In the lines below, change every "Patent image size" to "Figure dimensions" and leave everything else untouched.

***** Data for this exercise

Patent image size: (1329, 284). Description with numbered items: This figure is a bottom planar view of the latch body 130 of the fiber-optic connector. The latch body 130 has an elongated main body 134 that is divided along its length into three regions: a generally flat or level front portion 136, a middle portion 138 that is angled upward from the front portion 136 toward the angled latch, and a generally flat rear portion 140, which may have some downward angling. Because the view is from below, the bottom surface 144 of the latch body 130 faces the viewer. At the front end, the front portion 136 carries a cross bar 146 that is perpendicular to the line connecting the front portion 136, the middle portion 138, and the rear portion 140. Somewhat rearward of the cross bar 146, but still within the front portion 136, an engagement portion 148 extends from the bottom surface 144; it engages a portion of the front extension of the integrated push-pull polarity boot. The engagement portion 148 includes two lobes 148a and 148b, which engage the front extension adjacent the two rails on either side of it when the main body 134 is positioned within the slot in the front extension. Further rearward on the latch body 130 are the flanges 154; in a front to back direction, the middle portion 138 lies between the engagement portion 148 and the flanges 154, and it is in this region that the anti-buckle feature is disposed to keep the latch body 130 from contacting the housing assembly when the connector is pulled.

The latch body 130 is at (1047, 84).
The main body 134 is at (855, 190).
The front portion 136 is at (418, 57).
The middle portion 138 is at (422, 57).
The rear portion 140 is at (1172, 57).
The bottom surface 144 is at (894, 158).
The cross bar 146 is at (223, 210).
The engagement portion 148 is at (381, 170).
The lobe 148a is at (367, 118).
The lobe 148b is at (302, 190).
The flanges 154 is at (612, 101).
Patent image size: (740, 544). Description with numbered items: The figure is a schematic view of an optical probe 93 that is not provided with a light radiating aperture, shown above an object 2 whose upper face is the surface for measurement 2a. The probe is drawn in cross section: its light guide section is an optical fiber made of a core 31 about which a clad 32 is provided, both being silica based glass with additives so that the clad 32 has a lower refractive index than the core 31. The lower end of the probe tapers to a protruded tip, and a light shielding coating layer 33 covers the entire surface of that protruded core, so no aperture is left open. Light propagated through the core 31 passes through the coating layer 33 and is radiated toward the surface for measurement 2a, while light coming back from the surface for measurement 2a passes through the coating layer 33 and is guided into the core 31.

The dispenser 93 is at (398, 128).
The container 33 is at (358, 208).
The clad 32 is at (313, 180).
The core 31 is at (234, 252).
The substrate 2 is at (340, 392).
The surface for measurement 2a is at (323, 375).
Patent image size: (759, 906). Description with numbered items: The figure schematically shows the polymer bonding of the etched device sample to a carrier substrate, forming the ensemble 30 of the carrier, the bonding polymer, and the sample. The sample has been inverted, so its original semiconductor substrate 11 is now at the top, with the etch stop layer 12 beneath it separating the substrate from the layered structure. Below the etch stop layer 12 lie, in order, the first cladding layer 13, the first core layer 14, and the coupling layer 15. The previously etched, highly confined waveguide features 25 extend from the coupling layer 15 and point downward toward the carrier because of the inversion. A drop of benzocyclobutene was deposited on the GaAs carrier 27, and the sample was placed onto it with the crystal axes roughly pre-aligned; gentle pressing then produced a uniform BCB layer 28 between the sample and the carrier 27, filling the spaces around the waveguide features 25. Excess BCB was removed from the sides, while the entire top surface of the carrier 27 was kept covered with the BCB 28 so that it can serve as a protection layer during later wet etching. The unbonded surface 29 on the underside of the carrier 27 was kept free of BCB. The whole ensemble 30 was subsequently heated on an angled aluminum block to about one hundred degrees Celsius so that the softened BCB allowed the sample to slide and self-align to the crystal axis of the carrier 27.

**********

• **Result of this exercise**:
Figure dimensions: (1329, 284). Description with numbered items: This figure is a bottom planar view of the latch body 130 of the fiber-optic connector. The latch body 130 has an elongated main body 134 that is divided along its length into three regions: a generally flat or level front portion 136, a middle portion 138 that is angled upward from the front portion 136 toward the angled latch, and a generally flat rear portion 140, which may have some downward angling. Because the view is from below, the bottom surface 144 of the latch body 130 faces the viewer. At the front end, the front portion 136 carries a cross bar 146 that is perpendicular to the line connecting the front portion 136, the middle portion 138, and the rear portion 140. Somewhat rearward of the cross bar 146, but still within the front portion 136, an engagement portion 148 extends from the bottom surface 144; it engages a portion of the front extension of the integrated push-pull polarity boot. The engagement portion 148 includes two lobes 148a and 148b, which engage the front extension adjacent the two rails on either side of it when the main body 134 is positioned within the slot in the front extension. Further rearward on the latch body 130 are the flanges 154; in a front to back direction, the middle portion 138 lies between the engagement portion 148 and the flanges 154, and it is in this region that the anti-buckle feature is disposed to keep the latch body 130 from contacting the housing assembly when the connector is pulled.

The latch body 130 is at (1047, 84).
The main body 134 is at (855, 190).
The front portion 136 is at (418, 57).
The middle portion 138 is at (422, 57).
The rear portion 140 is at (1172, 57).
The bottom surface 144 is at (894, 158).
The cross bar 146 is at (223, 210).
The engagement portion 148 is at (381, 170).
The lobe 148a is at (367, 118).
The lobe 148b is at (302, 190).
The flanges 154 is at (612, 101).
Figure dimensions: (740, 544). Description with numbered items: The figure is a schematic view of an optical probe 93 that is not provided with a light radiating aperture, shown above an object 2 whose upper face is the surface for measurement 2a. The probe is drawn in cross section: its light guide section is an optical fiber made of a core 31 about which a clad 32 is provided, both being silica based glass with additives so that the clad 32 has a lower refractive index than the core 31. The lower end of the probe tapers to a protruded tip, and a light shielding coating layer 33 covers the entire surface of that protruded core, so no aperture is left open. Light propagated through the core 31 passes through the coating layer 33 and is radiated toward the surface for measurement 2a, while light coming back from the surface for measurement 2a passes through the coating layer 33 and is guided into the core 31.

The dispenser 93 is at (398, 128).
The container 33 is at (358, 208).
The clad 32 is at (313, 180).
The core 31 is at (234, 252).
The substrate 2 is at (340, 392).
The surface for measurement 2a is at (323, 375).
Figure dimensions: (759, 906). Description with numbered items: The figure schematically shows the polymer bonding of the etched device sample to a carrier substrate, forming the ensemble 30 of the carrier, the bonding polymer, and the sample. The sample has been inverted, so its original semiconductor substrate 11 is now at the top, with the etch stop layer 12 beneath it separating the substrate from the layered structure. Below the etch stop layer 12 lie, in order, the first cladding layer 13, the first core layer 14, and the coupling layer 15. The previously etched, highly confined waveguide features 25 extend from the coupling layer 15 and point downward toward the carrier because of the inversion. A drop of benzocyclobutene was deposited on the GaAs carrier 27, and the sample was placed onto it with the crystal axes roughly pre-aligned; gentle pressing then produced a uniform BCB layer 28 between the sample and the carrier 27, filling the spaces around the waveguide features 25. Excess BCB was removed from the sides, while the entire top surface of the carrier 27 was kept covered with the BCB 28 so that it can serve as a protection layer during later wet etching. The unbonded surface 29 on the underside of the carrier 27 was kept free of BCB. The whole ensemble 30 was subsequently heated on an angled aluminum block to about one hundred degrees Celsius so that the softened BCB allowed the sample to slide and self-align to the crystal axis of the carrier 27.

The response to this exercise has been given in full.